■ **REQUIRED WORK**
Give the listing below again in full, exactly as written.

■ **Dataset excerpt**
○ ○ ○ ○ ○
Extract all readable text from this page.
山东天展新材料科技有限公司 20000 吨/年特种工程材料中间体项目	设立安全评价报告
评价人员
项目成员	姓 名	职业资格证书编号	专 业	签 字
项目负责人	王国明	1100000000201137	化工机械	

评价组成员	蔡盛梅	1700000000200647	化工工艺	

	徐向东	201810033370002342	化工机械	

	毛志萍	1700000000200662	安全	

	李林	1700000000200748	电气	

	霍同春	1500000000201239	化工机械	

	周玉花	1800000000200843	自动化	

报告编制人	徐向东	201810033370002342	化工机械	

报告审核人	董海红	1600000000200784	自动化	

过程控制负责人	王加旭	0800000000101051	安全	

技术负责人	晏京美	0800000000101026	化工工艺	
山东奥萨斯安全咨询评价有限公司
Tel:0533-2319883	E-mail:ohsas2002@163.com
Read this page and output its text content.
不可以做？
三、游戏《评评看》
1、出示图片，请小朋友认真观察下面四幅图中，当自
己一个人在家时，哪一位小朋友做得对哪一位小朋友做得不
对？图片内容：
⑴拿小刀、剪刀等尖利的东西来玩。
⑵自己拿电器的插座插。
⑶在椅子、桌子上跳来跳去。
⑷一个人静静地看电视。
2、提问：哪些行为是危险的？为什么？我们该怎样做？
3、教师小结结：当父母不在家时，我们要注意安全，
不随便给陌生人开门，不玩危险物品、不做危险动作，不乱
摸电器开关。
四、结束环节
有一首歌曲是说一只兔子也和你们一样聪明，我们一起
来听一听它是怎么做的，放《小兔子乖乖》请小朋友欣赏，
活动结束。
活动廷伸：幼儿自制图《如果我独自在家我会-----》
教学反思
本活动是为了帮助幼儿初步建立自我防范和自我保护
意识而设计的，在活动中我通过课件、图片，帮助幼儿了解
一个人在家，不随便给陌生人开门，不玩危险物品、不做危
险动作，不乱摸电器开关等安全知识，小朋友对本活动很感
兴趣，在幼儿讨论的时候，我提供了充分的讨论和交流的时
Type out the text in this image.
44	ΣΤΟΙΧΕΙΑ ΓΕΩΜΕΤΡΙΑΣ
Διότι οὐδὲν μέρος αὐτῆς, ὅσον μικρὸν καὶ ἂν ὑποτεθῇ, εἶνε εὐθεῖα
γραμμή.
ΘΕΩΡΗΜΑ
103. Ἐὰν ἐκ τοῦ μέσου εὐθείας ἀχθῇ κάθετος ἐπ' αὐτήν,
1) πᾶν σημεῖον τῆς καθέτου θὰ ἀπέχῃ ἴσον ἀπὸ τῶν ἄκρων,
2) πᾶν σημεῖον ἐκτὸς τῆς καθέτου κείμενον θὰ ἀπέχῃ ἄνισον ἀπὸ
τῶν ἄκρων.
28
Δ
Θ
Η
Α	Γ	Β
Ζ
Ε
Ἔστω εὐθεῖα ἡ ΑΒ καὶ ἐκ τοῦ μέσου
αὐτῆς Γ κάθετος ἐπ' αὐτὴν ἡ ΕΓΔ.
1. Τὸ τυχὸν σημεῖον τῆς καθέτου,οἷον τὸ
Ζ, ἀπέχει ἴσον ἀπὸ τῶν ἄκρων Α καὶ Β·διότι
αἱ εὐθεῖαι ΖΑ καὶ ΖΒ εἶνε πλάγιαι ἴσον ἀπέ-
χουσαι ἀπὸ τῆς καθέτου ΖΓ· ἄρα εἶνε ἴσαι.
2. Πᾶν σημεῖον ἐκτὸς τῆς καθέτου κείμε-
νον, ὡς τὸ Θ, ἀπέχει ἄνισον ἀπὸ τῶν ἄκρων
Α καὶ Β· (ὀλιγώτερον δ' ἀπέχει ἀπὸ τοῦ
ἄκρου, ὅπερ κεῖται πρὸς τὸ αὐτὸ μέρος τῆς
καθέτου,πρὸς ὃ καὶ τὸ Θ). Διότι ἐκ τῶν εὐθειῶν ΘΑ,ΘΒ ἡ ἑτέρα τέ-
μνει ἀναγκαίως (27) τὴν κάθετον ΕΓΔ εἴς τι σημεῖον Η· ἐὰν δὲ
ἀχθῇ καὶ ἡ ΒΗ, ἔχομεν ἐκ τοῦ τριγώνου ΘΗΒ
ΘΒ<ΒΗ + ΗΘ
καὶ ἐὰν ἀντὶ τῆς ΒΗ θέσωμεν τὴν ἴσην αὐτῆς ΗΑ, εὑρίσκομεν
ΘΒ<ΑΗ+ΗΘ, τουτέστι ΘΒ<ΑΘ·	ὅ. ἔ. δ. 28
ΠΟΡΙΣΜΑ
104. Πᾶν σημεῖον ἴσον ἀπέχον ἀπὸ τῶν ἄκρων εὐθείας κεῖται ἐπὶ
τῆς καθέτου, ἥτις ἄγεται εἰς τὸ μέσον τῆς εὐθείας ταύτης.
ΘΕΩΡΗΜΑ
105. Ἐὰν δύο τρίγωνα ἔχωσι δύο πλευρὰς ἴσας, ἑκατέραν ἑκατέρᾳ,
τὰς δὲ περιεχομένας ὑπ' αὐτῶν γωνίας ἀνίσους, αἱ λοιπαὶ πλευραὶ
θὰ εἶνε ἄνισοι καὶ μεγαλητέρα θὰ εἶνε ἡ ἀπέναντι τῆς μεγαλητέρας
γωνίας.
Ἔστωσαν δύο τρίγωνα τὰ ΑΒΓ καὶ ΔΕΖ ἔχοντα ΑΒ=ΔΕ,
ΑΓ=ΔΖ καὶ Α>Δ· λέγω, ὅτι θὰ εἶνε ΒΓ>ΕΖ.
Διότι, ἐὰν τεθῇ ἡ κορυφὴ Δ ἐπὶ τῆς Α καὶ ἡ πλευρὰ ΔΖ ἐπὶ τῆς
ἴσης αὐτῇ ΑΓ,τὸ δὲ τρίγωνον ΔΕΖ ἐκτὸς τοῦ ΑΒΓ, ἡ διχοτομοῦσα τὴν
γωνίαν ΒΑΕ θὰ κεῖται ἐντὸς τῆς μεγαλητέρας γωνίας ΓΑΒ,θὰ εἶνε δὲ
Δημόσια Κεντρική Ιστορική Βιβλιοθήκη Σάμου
○ ○ ○ ○ ○
■ **THE REPLY**
Extract all readable text from this page.
山东天展新材料科技有限公司 20000 吨/年特种工程材料中间体项目	设立安全评价报告
评价人员
项目成员	姓 名	职业资格证书编号	专 业	签 字
项目负责人	王国明	1100000000201137	化工机械	

评价组成员	蔡盛梅	1700000000200647	化工工艺	

	徐向东	201810033370002342	化工机械	

	毛志萍	1700000000200662	安全	

	李林	1700000000200748	电气	

	霍同春	1500000000201239	化工机械	

	周玉花	1800000000200843	自动化	

报告编制人	徐向东	201810033370002342	化工机械	

报告审核人	董海红	1600000000200784	自动化	

过程控制负责人	王加旭	0800000000101051	安全	

技术负责人	晏京美	0800000000101026	化工工艺	
山东奥萨斯安全咨询评价有限公司
Tel:0533-2319883	E-mail:ohsas2002@163.com
Read this page and output its text content.
不可以做？
三、游戏《评评看》
1、出示图片，请小朋友认真观察下面四幅图中，当自
己一个人在家时，哪一位小朋友做得对哪一位小朋友做得不
对？图片内容：
⑴拿小刀、剪刀等尖利的东西来玩。
⑵自己拿电器的插座插。
⑶在椅子、桌子上跳来跳去。
⑷一个人静静地看电视。
2、提问：哪些行为是危险的？为什么？我们该怎样做？
3、教师小结结：当父母不在家时，我们要注意安全，
不随便给陌生人开门，不玩危险物品、不做危险动作，不乱
摸电器开关。
四、结束环节
有一首歌曲是说一只兔子也和你们一样聪明，我们一起
来听一听它是怎么做的，放《小兔子乖乖》请小朋友欣赏，
活动结束。
活动廷伸：幼儿自制图《如果我独自在家我会-----》
教学反思
本活动是为了帮助幼儿初步建立自我防范和自我保护
意识而设计的，在活动中我通过课件、图片，帮助幼儿了解
一个人在家，不随便给陌生人开门，不玩危险物品、不做危
险动作，不乱摸电器开关等安全知识，小朋友对本活动很感
兴趣，在幼儿讨论的时候，我提供了充分的讨论和交流的时
Type out the text in this image.
44	ΣΤΟΙΧΕΙΑ ΓΕΩΜΕΤΡΙΑΣ
Διότι οὐδὲν μέρος αὐτῆς, ὅσον μικρὸν καὶ ἂν ὑποτεθῇ, εἶνε εὐθεῖα
γραμμή.
ΘΕΩΡΗΜΑ
103. Ἐὰν ἐκ τοῦ μέσου εὐθείας ἀχθῇ κάθετος ἐπ' αὐτήν,
1) πᾶν σημεῖον τῆς καθέτου θὰ ἀπέχῃ ἴσον ἀπὸ τῶν ἄκρων,
2) πᾶν σημεῖον ἐκτὸς τῆς καθέτου κείμενον θὰ ἀπέχῃ ἄνισον ἀπὸ
τῶν ἄκρων.
28
Δ
Θ
Η
Α	Γ	Β
Ζ
Ε
Ἔστω εὐθεῖα ἡ ΑΒ καὶ ἐκ τοῦ μέσου
αὐτῆς Γ κάθετος ἐπ' αὐτὴν ἡ ΕΓΔ.
1. Τὸ τυχὸν σημεῖον τῆς καθέτου,οἷον τὸ
Ζ, ἀπέχει ἴσον ἀπὸ τῶν ἄκρων Α καὶ Β·διότι
αἱ εὐθεῖαι ΖΑ καὶ ΖΒ εἶνε πλάγιαι ἴσον ἀπέ-
χουσαι ἀπὸ τῆς καθέτου ΖΓ· ἄρα εἶνε ἴσαι.
2. Πᾶν σημεῖον ἐκτὸς τῆς καθέτου κείμε-
νον, ὡς τὸ Θ, ἀπέχει ἄνισον ἀπὸ τῶν ἄκρων
Α καὶ Β· (ὀλιγώτερον δ' ἀπέχει ἀπὸ τοῦ
ἄκρου, ὅπερ κεῖται πρὸς τὸ αὐτὸ μέρος τῆς
καθέτου,πρὸς ὃ καὶ τὸ Θ). Διότι ἐκ τῶν εὐθειῶν ΘΑ,ΘΒ ἡ ἑτέρα τέ-
μνει ἀναγκαίως (27) τὴν κάθετον ΕΓΔ εἴς τι σημεῖον Η· ἐὰν δὲ
ἀχθῇ καὶ ἡ ΒΗ, ἔχομεν ἐκ τοῦ τριγώνου ΘΗΒ
ΘΒ<ΒΗ + ΗΘ
καὶ ἐὰν ἀντὶ τῆς ΒΗ θέσωμεν τὴν ἴσην αὐτῆς ΗΑ, εὑρίσκομεν
ΘΒ<ΑΗ+ΗΘ, τουτέστι ΘΒ<ΑΘ·	ὅ. ἔ. δ. 28
ΠΟΡΙΣΜΑ
104. Πᾶν σημεῖον ἴσον ἀπέχον ἀπὸ τῶν ἄκρων εὐθείας κεῖται ἐπὶ
τῆς καθέτου, ἥτις ἄγεται εἰς τὸ μέσον τῆς εὐθείας ταύτης.
ΘΕΩΡΗΜΑ
105. Ἐὰν δύο τρίγωνα ἔχωσι δύο πλευρὰς ἴσας, ἑκατέραν ἑκατέρᾳ,
τὰς δὲ περιεχομένας ὑπ' αὐτῶν γωνίας ἀνίσους, αἱ λοιπαὶ πλευραὶ
θὰ εἶνε ἄνισοι καὶ μεγαλητέρα θὰ εἶνε ἡ ἀπέναντι τῆς μεγαλητέρας
γωνίας.
Ἔστωσαν δύο τρίγωνα τὰ ΑΒΓ καὶ ΔΕΖ ἔχοντα ΑΒ=ΔΕ,
ΑΓ=ΔΖ καὶ Α>Δ· λέγω, ὅτι θὰ εἶνε ΒΓ>ΕΖ.
Διότι, ἐὰν τεθῇ ἡ κορυφὴ Δ ἐπὶ τῆς Α καὶ ἡ πλευρὰ ΔΖ ἐπὶ τῆς
ἴσης αὐτῇ ΑΓ,τὸ δὲ τρίγωνον ΔΕΖ ἐκτὸς τοῦ ΑΒΓ, ἡ διχοτομοῦσα τὴν
γωνίαν ΒΑΕ θὰ κεῖται ἐντὸς τῆς μεγαλητέρας γωνίας ΓΑΒ,θὰ εἶνε δὲ
Δημόσια Κεντρική Ιστορική Βιβλιοθήκη Σάμου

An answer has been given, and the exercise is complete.